◆ **YOUR OBJECTIVE**
Can you pull out each line of the data below that includes the word "overflowing"?

◆ **GIVEN ENTRIES**
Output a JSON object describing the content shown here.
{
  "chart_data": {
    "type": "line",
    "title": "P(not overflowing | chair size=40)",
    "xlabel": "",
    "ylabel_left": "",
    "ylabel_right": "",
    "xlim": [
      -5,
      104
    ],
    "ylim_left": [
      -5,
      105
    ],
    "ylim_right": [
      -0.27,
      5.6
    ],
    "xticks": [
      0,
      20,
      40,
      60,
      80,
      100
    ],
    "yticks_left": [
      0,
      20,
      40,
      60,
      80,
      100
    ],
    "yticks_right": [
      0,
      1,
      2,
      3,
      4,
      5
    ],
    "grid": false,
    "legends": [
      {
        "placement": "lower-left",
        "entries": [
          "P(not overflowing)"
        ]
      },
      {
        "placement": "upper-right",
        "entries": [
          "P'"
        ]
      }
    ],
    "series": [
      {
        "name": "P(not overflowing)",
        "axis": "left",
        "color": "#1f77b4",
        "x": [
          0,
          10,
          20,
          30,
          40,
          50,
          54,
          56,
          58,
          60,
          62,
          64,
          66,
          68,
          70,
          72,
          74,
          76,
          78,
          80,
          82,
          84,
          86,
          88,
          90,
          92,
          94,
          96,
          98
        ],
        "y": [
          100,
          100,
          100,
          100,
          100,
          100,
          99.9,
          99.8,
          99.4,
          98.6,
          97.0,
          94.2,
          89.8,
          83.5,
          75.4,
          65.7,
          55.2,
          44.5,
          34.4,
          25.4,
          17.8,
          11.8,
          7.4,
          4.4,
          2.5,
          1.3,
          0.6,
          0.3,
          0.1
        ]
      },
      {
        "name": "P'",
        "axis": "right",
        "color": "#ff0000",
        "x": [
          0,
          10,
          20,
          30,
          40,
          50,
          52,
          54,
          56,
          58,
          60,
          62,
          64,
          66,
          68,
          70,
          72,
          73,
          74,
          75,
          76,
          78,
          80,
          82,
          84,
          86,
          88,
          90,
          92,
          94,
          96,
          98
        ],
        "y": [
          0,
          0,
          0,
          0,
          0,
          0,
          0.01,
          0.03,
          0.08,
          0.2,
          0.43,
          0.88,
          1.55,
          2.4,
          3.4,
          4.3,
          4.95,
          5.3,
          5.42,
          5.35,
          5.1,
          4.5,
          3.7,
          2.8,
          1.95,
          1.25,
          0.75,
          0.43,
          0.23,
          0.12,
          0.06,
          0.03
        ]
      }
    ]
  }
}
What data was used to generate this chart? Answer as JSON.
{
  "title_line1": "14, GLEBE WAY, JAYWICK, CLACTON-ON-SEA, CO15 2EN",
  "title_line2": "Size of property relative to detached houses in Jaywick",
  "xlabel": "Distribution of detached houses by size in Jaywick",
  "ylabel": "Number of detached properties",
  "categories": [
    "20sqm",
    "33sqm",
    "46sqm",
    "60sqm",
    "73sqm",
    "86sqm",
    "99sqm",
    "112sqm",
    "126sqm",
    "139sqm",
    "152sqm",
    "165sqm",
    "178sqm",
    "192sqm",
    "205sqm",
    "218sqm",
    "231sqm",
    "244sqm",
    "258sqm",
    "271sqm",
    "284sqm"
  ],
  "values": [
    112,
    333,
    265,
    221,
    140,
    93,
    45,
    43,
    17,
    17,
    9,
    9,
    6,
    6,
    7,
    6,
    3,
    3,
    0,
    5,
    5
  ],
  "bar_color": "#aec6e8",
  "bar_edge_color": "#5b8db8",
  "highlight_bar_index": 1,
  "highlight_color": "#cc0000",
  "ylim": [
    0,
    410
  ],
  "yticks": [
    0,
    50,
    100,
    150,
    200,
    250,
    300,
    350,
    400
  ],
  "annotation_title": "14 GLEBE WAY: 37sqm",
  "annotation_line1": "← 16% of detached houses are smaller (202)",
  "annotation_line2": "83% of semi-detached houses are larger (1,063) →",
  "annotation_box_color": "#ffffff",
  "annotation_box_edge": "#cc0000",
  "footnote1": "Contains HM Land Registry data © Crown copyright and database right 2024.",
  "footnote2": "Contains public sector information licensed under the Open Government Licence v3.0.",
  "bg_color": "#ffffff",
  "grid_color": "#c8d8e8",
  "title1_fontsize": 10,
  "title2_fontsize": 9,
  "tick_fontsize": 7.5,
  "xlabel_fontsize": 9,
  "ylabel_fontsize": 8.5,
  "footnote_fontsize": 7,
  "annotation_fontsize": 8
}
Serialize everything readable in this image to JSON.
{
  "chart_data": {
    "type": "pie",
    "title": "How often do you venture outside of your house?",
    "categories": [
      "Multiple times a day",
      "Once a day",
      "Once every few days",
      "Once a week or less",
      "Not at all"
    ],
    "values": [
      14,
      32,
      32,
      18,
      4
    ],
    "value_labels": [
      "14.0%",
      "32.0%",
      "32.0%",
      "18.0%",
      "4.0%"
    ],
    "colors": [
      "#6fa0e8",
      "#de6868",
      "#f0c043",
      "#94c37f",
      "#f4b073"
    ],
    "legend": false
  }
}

◆ **PROBLEM SOLUTION**
    "title": "P(not overflowing | chair size=40)",
          "P(not overflowing)"
        "name": "P(not overflowing)",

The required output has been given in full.